Print all records exactly, leaving nothing out.
---------- GIVEN RECORDS ----------
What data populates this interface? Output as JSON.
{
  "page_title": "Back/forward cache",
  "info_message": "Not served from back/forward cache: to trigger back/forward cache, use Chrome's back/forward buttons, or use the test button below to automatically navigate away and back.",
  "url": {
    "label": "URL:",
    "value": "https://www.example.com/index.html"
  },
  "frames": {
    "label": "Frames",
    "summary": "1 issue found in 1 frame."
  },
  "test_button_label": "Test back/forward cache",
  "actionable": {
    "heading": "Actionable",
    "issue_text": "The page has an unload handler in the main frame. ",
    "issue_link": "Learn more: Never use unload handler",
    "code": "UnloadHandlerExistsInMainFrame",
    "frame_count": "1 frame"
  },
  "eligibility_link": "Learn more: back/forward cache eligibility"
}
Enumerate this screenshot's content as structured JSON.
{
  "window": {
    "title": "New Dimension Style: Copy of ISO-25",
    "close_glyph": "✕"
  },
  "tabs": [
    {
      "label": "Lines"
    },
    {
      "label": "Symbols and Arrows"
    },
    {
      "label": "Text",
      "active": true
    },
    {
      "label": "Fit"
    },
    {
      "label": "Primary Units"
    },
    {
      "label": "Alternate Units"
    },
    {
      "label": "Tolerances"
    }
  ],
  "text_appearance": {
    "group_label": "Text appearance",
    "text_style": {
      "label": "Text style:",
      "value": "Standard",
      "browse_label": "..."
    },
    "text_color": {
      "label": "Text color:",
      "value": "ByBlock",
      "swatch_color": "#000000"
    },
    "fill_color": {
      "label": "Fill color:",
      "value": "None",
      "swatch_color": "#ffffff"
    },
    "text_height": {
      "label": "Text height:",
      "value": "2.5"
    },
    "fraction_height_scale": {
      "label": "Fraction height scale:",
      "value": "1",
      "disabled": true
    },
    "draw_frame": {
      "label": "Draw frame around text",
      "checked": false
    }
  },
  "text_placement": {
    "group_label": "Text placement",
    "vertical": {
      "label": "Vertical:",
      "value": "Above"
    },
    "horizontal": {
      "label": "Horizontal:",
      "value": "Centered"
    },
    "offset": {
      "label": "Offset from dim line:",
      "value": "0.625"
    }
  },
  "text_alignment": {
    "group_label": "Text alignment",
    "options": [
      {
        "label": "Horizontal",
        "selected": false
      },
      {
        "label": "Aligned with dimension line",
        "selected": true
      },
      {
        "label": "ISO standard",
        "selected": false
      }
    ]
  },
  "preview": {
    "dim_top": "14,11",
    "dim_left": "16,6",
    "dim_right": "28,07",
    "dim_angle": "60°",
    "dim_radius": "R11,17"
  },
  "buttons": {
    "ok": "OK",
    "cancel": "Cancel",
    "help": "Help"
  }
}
----------
FINISHED EXERCISE -
What data populates this interface? Output as JSON.
{
  "page_title": "Back/forward cache",
  "info_message": "Not served from back/forward cache: to trigger back/forward cache, use Chrome's back/forward buttons, or use the test button below to automatically navigate away and back.",
  "url": {
    "label": "URL:",
    "value": "https://www.example.com/index.html"
  },
  "frames": {
    "label": "Frames",
    "summary": "1 issue found in 1 frame."
  },
  "test_button_label": "Test back/forward cache",
  "actionable": {
    "heading": "Actionable",
    "issue_text": "The page has an unload handler in the main frame. ",
    "issue_link": "Learn more: Never use unload handler",
    "code": "UnloadHandlerExistsInMainFrame",
    "frame_count": "1 frame"
  },
  "eligibility_link": "Learn more: back/forward cache eligibility"
}
Enumerate this screenshot's content as structured JSON.
{
  "window": {
    "title": "New Dimension Style: Copy of ISO-25",
    "close_glyph": "✕"
  },
  "tabs": [
    {
      "label": "Lines"
    },
    {
      "label": "Symbols and Arrows"
    },
    {
      "label": "Text",
      "active": true
    },
    {
      "label": "Fit"
    },
    {
      "label": "Primary Units"
    },
    {
      "label": "Alternate Units"
    },
    {
      "label": "Tolerances"
    }
  ],
  "text_appearance": {
    "group_label": "Text appearance",
    "text_style": {
      "label": "Text style:",
      "value": "Standard",
      "browse_label": "..."
    },
    "text_color": {
      "label": "Text color:",
      "value": "ByBlock",
      "swatch_color": "#000000"
    },
    "fill_color": {
      "label": "Fill color:",
      "value": "None",
      "swatch_color": "#ffffff"
    },
    "text_height": {
      "label": "Text height:",
      "value": "2.5"
    },
    "fraction_height_scale": {
      "label": "Fraction height scale:",
      "value": "1",
      "disabled": true
    },
    "draw_frame": {
      "label": "Draw frame around text",
      "checked": false
    }
  },
  "text_placement": {
    "group_label": "Text placement",
    "vertical": {
      "label": "Vertical:",
      "value": "Above"
    },
    "horizontal": {
      "label": "Horizontal:",
      "value": "Centered"
    },
    "offset": {
      "label": "Offset from dim line:",
      "value": "0.625"
    }
  },
  "text_alignment": {
    "group_label": "Text alignment",
    "options": [
      {
        "label": "Horizontal",
        "selected": false
      },
      {
        "label": "Aligned with dimension line",
        "selected": true
      },
      {
        "label": "ISO standard",
        "selected": false
      }
    ]
  },
  "preview": {
    "dim_top": "14,11",
    "dim_left": "16,6",
    "dim_right": "28,07",
    "dim_angle": "60°",
    "dim_radius": "R11,17"
  },
  "buttons": {
    "ok": "OK",
    "cancel": "Cancel",
    "help": "Help"
  }
}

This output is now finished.